**WHAT THE EXERCISE ASKS**
List every line below that contains the word "each", copying the whole line. Treat uppercase and lowercase letters as different.
── GIVEN RECORDS
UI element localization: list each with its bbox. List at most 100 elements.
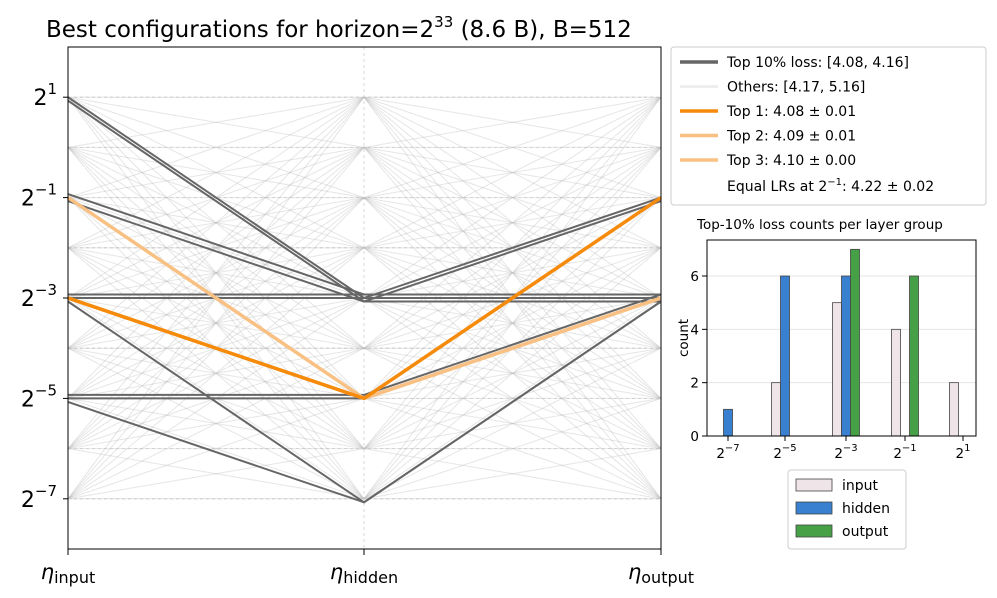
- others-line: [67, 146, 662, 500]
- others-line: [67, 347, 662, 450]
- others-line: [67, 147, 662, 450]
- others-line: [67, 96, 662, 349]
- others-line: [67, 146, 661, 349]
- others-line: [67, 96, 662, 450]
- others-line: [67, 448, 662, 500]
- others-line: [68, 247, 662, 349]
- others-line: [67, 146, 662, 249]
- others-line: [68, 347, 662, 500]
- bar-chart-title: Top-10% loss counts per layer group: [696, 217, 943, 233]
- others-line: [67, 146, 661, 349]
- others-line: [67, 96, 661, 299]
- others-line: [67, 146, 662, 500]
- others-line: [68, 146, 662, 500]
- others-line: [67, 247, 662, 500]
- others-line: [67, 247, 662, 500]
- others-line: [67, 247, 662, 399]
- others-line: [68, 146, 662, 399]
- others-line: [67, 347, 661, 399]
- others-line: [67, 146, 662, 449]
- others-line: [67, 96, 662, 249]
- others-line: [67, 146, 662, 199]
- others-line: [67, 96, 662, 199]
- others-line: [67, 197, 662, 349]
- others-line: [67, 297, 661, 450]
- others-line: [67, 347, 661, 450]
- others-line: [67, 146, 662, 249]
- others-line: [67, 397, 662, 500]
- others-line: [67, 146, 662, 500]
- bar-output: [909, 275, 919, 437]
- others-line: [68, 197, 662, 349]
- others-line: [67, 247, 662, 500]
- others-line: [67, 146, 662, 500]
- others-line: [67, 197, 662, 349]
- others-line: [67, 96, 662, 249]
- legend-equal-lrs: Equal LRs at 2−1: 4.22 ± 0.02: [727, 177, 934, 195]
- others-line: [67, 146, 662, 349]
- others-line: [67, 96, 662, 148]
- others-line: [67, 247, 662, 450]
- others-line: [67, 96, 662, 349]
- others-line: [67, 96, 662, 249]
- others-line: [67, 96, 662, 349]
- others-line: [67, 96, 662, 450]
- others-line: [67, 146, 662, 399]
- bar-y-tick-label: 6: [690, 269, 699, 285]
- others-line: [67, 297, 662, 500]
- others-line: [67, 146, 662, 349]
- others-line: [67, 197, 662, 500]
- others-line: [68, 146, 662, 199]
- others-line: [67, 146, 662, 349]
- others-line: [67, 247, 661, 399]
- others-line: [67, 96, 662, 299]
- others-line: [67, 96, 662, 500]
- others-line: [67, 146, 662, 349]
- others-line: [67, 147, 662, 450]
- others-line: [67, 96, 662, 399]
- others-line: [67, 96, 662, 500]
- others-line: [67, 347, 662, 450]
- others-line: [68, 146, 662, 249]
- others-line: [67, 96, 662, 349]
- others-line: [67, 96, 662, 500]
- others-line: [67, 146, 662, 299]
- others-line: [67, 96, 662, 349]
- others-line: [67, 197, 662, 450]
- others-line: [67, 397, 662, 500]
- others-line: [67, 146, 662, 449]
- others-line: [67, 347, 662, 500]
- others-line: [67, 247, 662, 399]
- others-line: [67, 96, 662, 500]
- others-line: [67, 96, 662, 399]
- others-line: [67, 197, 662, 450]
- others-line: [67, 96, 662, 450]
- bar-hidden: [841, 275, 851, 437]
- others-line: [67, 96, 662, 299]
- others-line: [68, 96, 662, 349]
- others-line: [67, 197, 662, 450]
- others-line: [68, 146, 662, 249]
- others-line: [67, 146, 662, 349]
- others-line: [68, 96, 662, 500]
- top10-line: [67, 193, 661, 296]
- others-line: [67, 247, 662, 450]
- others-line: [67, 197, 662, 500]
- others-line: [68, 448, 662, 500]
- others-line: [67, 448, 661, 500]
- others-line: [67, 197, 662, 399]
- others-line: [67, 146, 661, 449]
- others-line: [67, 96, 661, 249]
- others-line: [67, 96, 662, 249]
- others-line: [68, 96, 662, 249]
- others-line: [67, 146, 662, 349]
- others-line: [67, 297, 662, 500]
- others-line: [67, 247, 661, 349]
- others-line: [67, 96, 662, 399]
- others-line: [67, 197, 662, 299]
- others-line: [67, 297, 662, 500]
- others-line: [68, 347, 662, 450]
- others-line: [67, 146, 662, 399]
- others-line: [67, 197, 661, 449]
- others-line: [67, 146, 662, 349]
────
**TASK SOLUTION**
UI element localization: list each with its bbox. List at most 100 elements.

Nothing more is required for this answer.